Records for processing
----------------

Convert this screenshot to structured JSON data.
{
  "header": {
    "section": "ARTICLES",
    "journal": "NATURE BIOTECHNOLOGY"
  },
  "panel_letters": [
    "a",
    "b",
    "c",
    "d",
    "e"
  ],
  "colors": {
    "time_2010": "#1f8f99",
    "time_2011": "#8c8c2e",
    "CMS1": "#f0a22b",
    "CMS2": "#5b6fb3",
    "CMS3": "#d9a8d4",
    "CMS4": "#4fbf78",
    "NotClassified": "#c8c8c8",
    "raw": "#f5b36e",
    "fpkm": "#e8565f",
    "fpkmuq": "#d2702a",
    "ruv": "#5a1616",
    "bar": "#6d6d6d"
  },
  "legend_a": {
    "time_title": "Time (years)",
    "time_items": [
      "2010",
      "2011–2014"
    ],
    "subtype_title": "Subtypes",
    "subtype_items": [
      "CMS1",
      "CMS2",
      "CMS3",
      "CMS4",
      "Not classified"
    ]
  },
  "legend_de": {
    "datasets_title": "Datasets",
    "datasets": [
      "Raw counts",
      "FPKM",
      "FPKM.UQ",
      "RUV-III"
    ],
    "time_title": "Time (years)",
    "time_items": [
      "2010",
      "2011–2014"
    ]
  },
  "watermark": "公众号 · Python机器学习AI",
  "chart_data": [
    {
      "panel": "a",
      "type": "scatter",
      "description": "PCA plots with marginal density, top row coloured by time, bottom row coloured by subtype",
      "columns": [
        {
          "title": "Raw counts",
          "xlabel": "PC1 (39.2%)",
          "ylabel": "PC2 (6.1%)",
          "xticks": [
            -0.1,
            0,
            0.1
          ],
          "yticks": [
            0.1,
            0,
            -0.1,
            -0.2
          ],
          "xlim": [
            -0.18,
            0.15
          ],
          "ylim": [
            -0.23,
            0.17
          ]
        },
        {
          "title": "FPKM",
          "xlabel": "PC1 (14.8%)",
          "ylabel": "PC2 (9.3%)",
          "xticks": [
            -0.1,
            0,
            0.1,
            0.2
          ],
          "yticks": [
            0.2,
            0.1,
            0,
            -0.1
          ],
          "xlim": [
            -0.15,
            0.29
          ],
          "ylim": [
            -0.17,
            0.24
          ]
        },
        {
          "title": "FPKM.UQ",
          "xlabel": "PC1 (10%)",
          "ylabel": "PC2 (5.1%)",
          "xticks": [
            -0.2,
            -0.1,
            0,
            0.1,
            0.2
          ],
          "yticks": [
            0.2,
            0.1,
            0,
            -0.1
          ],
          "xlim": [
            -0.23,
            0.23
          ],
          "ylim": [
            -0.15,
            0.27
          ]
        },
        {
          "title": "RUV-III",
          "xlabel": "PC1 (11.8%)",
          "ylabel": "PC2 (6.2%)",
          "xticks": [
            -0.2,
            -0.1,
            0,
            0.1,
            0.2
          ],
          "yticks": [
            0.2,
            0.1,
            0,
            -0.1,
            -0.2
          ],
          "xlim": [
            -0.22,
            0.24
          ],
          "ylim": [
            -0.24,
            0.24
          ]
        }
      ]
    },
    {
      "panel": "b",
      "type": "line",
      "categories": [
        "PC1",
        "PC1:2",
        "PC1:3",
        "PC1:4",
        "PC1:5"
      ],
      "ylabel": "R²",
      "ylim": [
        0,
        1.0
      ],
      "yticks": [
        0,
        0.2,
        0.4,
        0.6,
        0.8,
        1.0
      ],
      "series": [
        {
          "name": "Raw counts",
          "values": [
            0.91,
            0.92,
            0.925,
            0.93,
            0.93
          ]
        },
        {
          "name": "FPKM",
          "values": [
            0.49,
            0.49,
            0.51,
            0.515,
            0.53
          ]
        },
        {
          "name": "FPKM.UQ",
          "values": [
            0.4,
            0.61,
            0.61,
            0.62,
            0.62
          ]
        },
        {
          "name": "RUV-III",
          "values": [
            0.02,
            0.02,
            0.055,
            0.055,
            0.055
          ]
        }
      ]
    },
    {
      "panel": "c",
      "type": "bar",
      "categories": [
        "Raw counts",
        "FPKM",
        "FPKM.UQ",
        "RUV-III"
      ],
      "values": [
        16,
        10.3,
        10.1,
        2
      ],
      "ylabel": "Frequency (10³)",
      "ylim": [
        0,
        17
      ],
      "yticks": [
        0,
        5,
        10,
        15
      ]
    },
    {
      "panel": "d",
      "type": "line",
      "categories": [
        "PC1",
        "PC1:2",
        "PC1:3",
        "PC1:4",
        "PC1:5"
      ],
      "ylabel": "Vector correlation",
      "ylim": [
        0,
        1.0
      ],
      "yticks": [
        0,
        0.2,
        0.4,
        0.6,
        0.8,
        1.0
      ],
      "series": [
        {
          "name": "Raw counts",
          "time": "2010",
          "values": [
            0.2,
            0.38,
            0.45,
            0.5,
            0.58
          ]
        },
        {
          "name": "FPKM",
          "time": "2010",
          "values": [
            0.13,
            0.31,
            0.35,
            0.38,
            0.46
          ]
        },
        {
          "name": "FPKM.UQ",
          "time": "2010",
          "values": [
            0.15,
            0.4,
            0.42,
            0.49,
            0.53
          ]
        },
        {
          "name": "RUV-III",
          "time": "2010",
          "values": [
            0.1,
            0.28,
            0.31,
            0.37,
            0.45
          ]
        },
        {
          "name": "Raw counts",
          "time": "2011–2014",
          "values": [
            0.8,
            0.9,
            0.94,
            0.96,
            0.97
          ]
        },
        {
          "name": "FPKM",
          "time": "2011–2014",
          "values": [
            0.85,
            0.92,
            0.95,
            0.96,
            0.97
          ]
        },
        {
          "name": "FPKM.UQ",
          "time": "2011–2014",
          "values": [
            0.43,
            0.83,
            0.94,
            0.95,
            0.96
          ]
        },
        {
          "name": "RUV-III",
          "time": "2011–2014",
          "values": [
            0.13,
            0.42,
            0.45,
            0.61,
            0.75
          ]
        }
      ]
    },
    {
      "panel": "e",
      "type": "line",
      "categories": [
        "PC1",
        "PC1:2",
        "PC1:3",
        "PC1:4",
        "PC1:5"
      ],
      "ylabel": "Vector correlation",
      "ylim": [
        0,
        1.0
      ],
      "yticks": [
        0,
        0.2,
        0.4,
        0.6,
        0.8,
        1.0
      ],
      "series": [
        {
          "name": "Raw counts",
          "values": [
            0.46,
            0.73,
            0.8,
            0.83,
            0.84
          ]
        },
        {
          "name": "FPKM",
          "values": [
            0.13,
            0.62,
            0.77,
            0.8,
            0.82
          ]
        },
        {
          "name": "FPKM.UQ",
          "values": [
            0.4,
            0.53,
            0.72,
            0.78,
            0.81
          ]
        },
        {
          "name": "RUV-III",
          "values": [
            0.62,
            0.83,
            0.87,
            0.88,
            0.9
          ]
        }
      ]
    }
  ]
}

----------------

Required task
Every record should be repeated exactly; please leave none out.

Full solution
Convert this screenshot to structured JSON data.
{
  "header": {
    "section": "ARTICLES",
    "journal": "NATURE BIOTECHNOLOGY"
  },
  "panel_letters": [
    "a",
    "b",
    "c",
    "d",
    "e"
  ],
  "colors": {
    "time_2010": "#1f8f99",
    "time_2011": "#8c8c2e",
    "CMS1": "#f0a22b",
    "CMS2": "#5b6fb3",
    "CMS3": "#d9a8d4",
    "CMS4": "#4fbf78",
    "NotClassified": "#c8c8c8",
    "raw": "#f5b36e",
    "fpkm": "#e8565f",
    "fpkmuq": "#d2702a",
    "ruv": "#5a1616",
    "bar": "#6d6d6d"
  },
  "legend_a": {
    "time_title": "Time (years)",
    "time_items": [
      "2010",
      "2011–2014"
    ],
    "subtype_title": "Subtypes",
    "subtype_items": [
      "CMS1",
      "CMS2",
      "CMS3",
      "CMS4",
      "Not classified"
    ]
  },
  "legend_de": {
    "datasets_title": "Datasets",
    "datasets": [
      "Raw counts",
      "FPKM",
      "FPKM.UQ",
      "RUV-III"
    ],
    "time_title": "Time (years)",
    "time_items": [
      "2010",
      "2011–2014"
    ]
  },
  "watermark": "公众号 · Python机器学习AI",
  "chart_data": [
    {
      "panel": "a",
      "type": "scatter",
      "description": "PCA plots with marginal density, top row coloured by time, bottom row coloured by subtype",
      "columns": [
        {
          "title": "Raw counts",
          "xlabel": "PC1 (39.2%)",
          "ylabel": "PC2 (6.1%)",
          "xticks": [
            -0.1,
            0,
            0.1
          ],
          "yticks": [
            0.1,
            0,
            -0.1,
            -0.2
          ],
          "xlim": [
            -0.18,
            0.15
          ],
          "ylim": [
            -0.23,
            0.17
          ]
        },
        {
          "title": "FPKM",
          "xlabel": "PC1 (14.8%)",
          "ylabel": "PC2 (9.3%)",
          "xticks": [
            -0.1,
            0,
            0.1,
            0.2
          ],
          "yticks": [
            0.2,
            0.1,
            0,
            -0.1
          ],
          "xlim": [
            -0.15,
            0.29
          ],
          "ylim": [
            -0.17,
            0.24
          ]
        },
        {
          "title": "FPKM.UQ",
          "xlabel": "PC1 (10%)",
          "ylabel": "PC2 (5.1%)",
          "xticks": [
            -0.2,
            -0.1,
            0,
            0.1,
            0.2
          ],
          "yticks": [
            0.2,
            0.1,
            0,
            -0.1
          ],
          "xlim": [
            -0.23,
            0.23
          ],
          "ylim": [
            -0.15,
            0.27
          ]
        },
        {
          "title": "RUV-III",
          "xlabel": "PC1 (11.8%)",
          "ylabel": "PC2 (6.2%)",
          "xticks": [
            -0.2,
            -0.1,
            0,
            0.1,
            0.2
          ],
          "yticks": [
            0.2,
            0.1,
            0,
            -0.1,
            -0.2
          ],
          "xlim": [
            -0.22,
            0.24
          ],
          "ylim": [
            -0.24,
            0.24
          ]
        }
      ]
    },
    {
      "panel": "b",
      "type": "line",
      "categories": [
        "PC1",
        "PC1:2",
        "PC1:3",
        "PC1:4",
        "PC1:5"
      ],
      "ylabel": "R²",
      "ylim": [
        0,
        1.0
      ],
      "yticks": [
        0,
        0.2,
        0.4,
        0.6,
        0.8,
        1.0
      ],
      "series": [
        {
          "name": "Raw counts",
          "values": [
            0.91,
            0.92,
            0.925,
            0.93,
            0.93
          ]
        },
        {
          "name": "FPKM",
          "values": [
            0.49,
            0.49,
            0.51,
            0.515,
            0.53
          ]
        },
        {
          "name": "FPKM.UQ",
          "values": [
            0.4,
            0.61,
            0.61,
            0.62,
            0.62
          ]
        },
        {
          "name": "RUV-III",
          "values": [
            0.02,
            0.02,
            0.055,
            0.055,
            0.055
          ]
        }
      ]
    },
    {
      "panel": "c",
      "type": "bar",
      "categories": [
        "Raw counts",
        "FPKM",
        "FPKM.UQ",
        "RUV-III"
      ],
      "values": [
        16,
        10.3,
        10.1,
        2
      ],
      "ylabel": "Frequency (10³)",
      "ylim": [
        0,
        17
      ],
      "yticks": [
        0,
        5,
        10,
        15
      ]
    },
    {
      "panel": "d",
      "type": "line",
      "categories": [
        "PC1",
        "PC1:2",
        "PC1:3",
        "PC1:4",
        "PC1:5"
      ],
      "ylabel": "Vector correlation",
      "ylim": [
        0,
        1.0
      ],
      "yticks": [
        0,
        0.2,
        0.4,
        0.6,
        0.8,
        1.0
      ],
      "series": [
        {
          "name": "Raw counts",
          "time": "2010",
          "values": [
            0.2,
            0.38,
            0.45,
            0.5,
            0.58
          ]
        },
        {
          "name": "FPKM",
          "time": "2010",
          "values": [
            0.13,
            0.31,
            0.35,
            0.38,
            0.46
          ]
        },
        {
          "name": "FPKM.UQ",
          "time": "2010",
          "values": [
            0.15,
            0.4,
            0.42,
            0.49,
            0.53
          ]
        },
        {
          "name": "RUV-III",
          "time": "2010",
          "values": [
            0.1,
            0.28,
            0.31,
            0.37,
            0.45
          ]
        },
        {
          "name": "Raw counts",
          "time": "2011–2014",
          "values": [
            0.8,
            0.9,
            0.94,
            0.96,
            0.97
          ]
        },
        {
          "name": "FPKM",
          "time": "2011–2014",
          "values": [
            0.85,
            0.92,
            0.95,
            0.96,
            0.97
          ]
        },
        {
          "name": "FPKM.UQ",
          "time": "2011–2014",
          "values": [
            0.43,
            0.83,
            0.94,
            0.95,
            0.96
          ]
        },
        {
          "name": "RUV-III",
          "time": "2011–2014",
          "values": [
            0.13,
            0.42,
            0.45,
            0.61,
            0.75
          ]
        }
      ]
    },
    {
      "panel": "e",
      "type": "line",
      "categories": [
        "PC1",
        "PC1:2",
        "PC1:3",
        "PC1:4",
        "PC1:5"
      ],
      "ylabel": "Vector correlation",
      "ylim": [
        0,
        1.0
      ],
      "yticks": [
        0,
        0.2,
        0.4,
        0.6,
        0.8,
        1.0
      ],
      "series": [
        {
          "name": "Raw counts",
          "values": [
            0.46,
            0.73,
            0.8,
            0.83,
            0.84
          ]
        },
        {
          "name": "FPKM",
          "values": [
            0.13,
            0.62,
            0.77,
            0.8,
            0.82
          ]
        },
        {
          "name": "FPKM.UQ",
          "values": [
            0.4,
            0.53,
            0.72,
            0.78,
            0.81
          ]
        },
        {
          "name": "RUV-III",
          "values": [
            0.62,
            0.83,
            0.87,
            0.88,
            0.9
          ]
        }
      ]
    }
  ]
}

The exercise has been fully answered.